Figure contents as structured data
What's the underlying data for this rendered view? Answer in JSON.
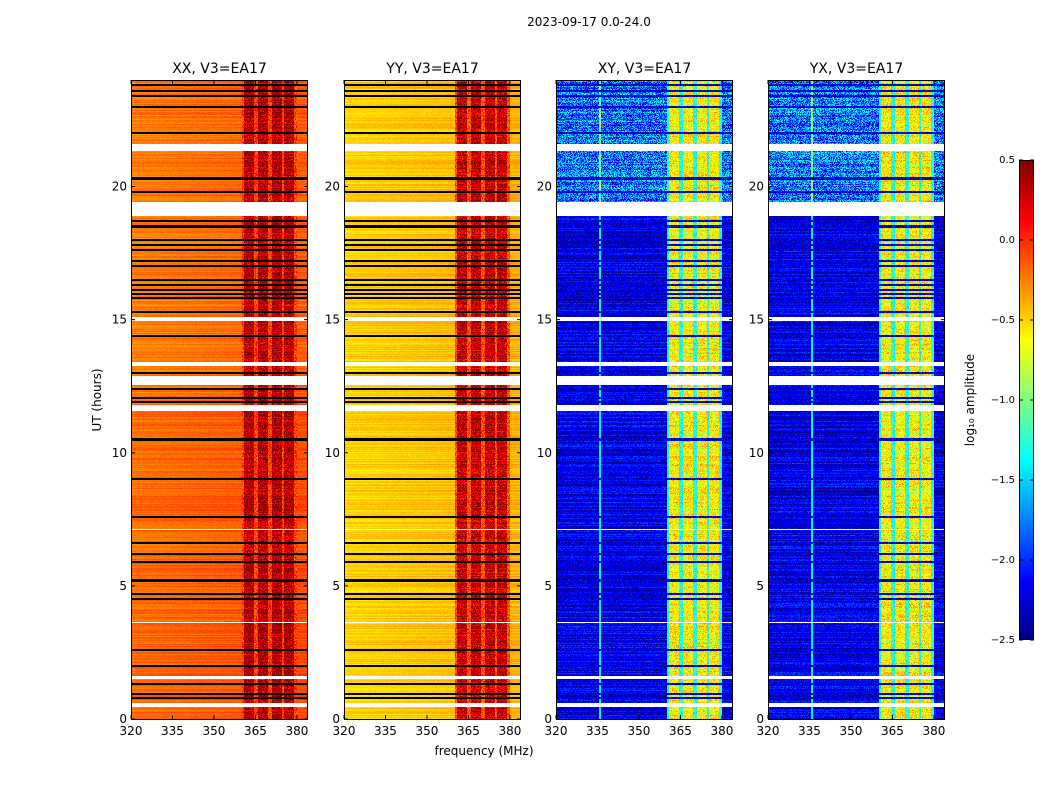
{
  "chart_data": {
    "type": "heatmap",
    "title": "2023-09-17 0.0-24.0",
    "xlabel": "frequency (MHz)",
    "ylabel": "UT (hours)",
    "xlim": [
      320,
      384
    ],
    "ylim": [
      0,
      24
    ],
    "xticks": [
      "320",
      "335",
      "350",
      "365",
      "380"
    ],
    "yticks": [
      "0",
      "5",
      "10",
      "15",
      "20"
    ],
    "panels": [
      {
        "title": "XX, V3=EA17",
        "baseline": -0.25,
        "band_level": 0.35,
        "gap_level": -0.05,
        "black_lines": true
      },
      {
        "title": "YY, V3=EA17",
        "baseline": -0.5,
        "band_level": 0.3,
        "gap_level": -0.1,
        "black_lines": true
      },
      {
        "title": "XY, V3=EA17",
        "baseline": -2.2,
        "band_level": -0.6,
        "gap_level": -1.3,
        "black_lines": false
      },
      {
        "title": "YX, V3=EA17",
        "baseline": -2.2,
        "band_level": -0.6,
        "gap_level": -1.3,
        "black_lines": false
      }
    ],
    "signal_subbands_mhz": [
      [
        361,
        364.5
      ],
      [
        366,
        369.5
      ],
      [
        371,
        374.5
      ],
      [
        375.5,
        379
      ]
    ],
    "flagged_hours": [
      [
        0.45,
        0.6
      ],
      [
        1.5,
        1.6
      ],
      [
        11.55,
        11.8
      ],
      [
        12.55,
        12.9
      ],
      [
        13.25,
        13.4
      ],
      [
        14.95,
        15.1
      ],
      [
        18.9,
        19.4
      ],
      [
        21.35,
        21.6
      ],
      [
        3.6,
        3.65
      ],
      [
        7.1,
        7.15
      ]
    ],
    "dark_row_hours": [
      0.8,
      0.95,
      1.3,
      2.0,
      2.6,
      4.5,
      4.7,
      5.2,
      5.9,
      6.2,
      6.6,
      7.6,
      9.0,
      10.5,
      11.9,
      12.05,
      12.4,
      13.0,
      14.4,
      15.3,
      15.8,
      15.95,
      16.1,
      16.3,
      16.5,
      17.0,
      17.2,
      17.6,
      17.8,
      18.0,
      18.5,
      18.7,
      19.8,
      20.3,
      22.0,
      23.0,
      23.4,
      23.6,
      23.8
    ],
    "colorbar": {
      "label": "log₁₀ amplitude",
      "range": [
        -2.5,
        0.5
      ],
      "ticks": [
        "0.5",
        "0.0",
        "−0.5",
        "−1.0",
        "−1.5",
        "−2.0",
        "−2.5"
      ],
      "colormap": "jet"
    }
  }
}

* * *

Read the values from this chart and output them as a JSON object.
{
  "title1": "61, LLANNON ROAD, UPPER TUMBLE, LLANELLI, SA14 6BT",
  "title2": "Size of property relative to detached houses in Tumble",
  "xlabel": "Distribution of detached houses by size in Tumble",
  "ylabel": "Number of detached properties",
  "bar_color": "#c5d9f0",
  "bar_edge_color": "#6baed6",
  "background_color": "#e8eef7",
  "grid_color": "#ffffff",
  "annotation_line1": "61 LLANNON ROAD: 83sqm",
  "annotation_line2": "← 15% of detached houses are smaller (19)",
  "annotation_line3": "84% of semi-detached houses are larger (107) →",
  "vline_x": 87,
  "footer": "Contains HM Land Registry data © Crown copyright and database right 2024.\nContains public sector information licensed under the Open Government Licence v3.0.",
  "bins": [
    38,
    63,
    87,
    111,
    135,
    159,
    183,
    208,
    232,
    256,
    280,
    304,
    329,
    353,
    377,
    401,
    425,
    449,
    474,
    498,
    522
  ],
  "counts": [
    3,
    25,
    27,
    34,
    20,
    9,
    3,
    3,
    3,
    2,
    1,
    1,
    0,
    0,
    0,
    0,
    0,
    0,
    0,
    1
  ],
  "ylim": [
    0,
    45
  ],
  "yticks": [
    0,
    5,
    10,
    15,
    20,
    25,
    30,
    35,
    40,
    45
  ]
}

## Exercise details
Within the records, how many lines include "JSON"? The answer is the number and nothing else.

## Complete response
2